How many of the lines below hold the word "value"? Answer only with the number.

== MATERIAL PROVIDED ==

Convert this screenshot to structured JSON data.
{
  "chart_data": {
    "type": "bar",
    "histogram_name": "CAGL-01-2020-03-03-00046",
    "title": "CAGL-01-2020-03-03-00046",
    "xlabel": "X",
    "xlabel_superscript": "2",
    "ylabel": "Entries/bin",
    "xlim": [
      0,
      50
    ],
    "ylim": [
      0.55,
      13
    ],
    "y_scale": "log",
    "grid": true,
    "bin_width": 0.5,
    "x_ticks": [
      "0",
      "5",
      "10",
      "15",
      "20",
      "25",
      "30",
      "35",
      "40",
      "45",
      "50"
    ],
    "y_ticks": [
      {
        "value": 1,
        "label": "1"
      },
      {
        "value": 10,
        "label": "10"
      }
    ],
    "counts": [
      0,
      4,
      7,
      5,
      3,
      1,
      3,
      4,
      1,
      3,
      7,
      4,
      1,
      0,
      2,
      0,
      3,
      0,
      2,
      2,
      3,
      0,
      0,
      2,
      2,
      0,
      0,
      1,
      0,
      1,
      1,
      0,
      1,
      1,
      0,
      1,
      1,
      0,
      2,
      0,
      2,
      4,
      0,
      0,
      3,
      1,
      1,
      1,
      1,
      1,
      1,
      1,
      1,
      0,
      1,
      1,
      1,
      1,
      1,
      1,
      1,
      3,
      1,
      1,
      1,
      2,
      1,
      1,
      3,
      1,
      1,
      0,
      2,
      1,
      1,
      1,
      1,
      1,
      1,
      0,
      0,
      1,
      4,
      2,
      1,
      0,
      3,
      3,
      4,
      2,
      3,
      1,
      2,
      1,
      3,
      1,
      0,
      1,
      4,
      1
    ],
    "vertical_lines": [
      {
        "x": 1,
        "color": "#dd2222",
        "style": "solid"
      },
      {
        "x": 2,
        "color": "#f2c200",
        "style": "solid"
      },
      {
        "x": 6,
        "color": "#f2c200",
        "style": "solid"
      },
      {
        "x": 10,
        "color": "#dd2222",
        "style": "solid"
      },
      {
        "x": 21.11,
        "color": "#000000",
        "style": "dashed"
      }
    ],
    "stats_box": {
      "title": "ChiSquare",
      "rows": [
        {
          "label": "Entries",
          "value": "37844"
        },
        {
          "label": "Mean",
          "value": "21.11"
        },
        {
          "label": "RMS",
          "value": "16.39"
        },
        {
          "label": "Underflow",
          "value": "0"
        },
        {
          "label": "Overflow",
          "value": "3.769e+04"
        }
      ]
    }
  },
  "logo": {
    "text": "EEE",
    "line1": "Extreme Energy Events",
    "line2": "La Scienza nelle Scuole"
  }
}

===

### ANSWER BELOW
7